[Start Provided entries]

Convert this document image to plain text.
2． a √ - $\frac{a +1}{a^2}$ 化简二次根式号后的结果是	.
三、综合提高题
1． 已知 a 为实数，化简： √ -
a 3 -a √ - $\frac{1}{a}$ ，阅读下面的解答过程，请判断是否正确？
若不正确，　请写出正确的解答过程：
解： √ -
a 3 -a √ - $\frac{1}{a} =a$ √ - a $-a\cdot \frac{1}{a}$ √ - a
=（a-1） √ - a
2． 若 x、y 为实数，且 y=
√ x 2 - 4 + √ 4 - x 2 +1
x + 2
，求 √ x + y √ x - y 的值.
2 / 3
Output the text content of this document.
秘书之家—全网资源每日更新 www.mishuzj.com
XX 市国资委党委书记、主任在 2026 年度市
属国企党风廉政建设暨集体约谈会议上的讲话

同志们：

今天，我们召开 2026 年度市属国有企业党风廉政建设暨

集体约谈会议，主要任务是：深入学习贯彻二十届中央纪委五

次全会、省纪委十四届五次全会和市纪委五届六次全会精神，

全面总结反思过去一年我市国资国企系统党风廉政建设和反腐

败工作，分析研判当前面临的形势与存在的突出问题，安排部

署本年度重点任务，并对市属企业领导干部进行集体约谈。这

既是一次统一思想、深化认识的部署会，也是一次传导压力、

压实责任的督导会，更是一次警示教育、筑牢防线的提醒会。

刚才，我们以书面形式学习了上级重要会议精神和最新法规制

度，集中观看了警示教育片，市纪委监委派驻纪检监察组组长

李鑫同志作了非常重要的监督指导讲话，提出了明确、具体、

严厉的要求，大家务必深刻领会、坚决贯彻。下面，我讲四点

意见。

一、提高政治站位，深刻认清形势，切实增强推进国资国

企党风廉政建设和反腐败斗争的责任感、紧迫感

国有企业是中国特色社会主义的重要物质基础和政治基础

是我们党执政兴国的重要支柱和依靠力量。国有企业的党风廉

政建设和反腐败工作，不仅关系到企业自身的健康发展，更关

[End Provided entries]

* **Instruction**
Retype the material in full, character for character.

* **Output below**
Convert this document image to plain text.
2． a √ - $\frac{a +1}{a^2}$ 化简二次根式号后的结果是	.
三、综合提高题
1． 已知 a 为实数，化简： √ -
a 3 -a √ - $\frac{1}{a}$ ，阅读下面的解答过程，请判断是否正确？
若不正确，　请写出正确的解答过程：
解： √ -
a 3 -a √ - $\frac{1}{a} =a$ √ - a $-a\cdot \frac{1}{a}$ √ - a
=（a-1） √ - a
2． 若 x、y 为实数，且 y=
√ x 2 - 4 + √ 4 - x 2 +1
x + 2
，求 √ x + y √ x - y 的值.
2 / 3
Output the text content of this document.
秘书之家—全网资源每日更新 www.mishuzj.com
XX 市国资委党委书记、主任在 2026 年度市
属国企党风廉政建设暨集体约谈会议上的讲话

同志们：

今天，我们召开 2026 年度市属国有企业党风廉政建设暨

集体约谈会议，主要任务是：深入学习贯彻二十届中央纪委五

次全会、省纪委十四届五次全会和市纪委五届六次全会精神，

全面总结反思过去一年我市国资国企系统党风廉政建设和反腐

败工作，分析研判当前面临的形势与存在的突出问题，安排部

署本年度重点任务，并对市属企业领导干部进行集体约谈。这

既是一次统一思想、深化认识的部署会，也是一次传导压力、

压实责任的督导会，更是一次警示教育、筑牢防线的提醒会。

刚才，我们以书面形式学习了上级重要会议精神和最新法规制

度，集中观看了警示教育片，市纪委监委派驻纪检监察组组长

李鑫同志作了非常重要的监督指导讲话，提出了明确、具体、

严厉的要求，大家务必深刻领会、坚决贯彻。下面，我讲四点

意见。

一、提高政治站位，深刻认清形势，切实增强推进国资国

企党风廉政建设和反腐败斗争的责任感、紧迫感

国有企业是中国特色社会主义的重要物质基础和政治基础

是我们党执政兴国的重要支柱和依靠力量。国有企业的党风廉

政建设和反腐败工作，不仅关系到企业自身的健康发展，更关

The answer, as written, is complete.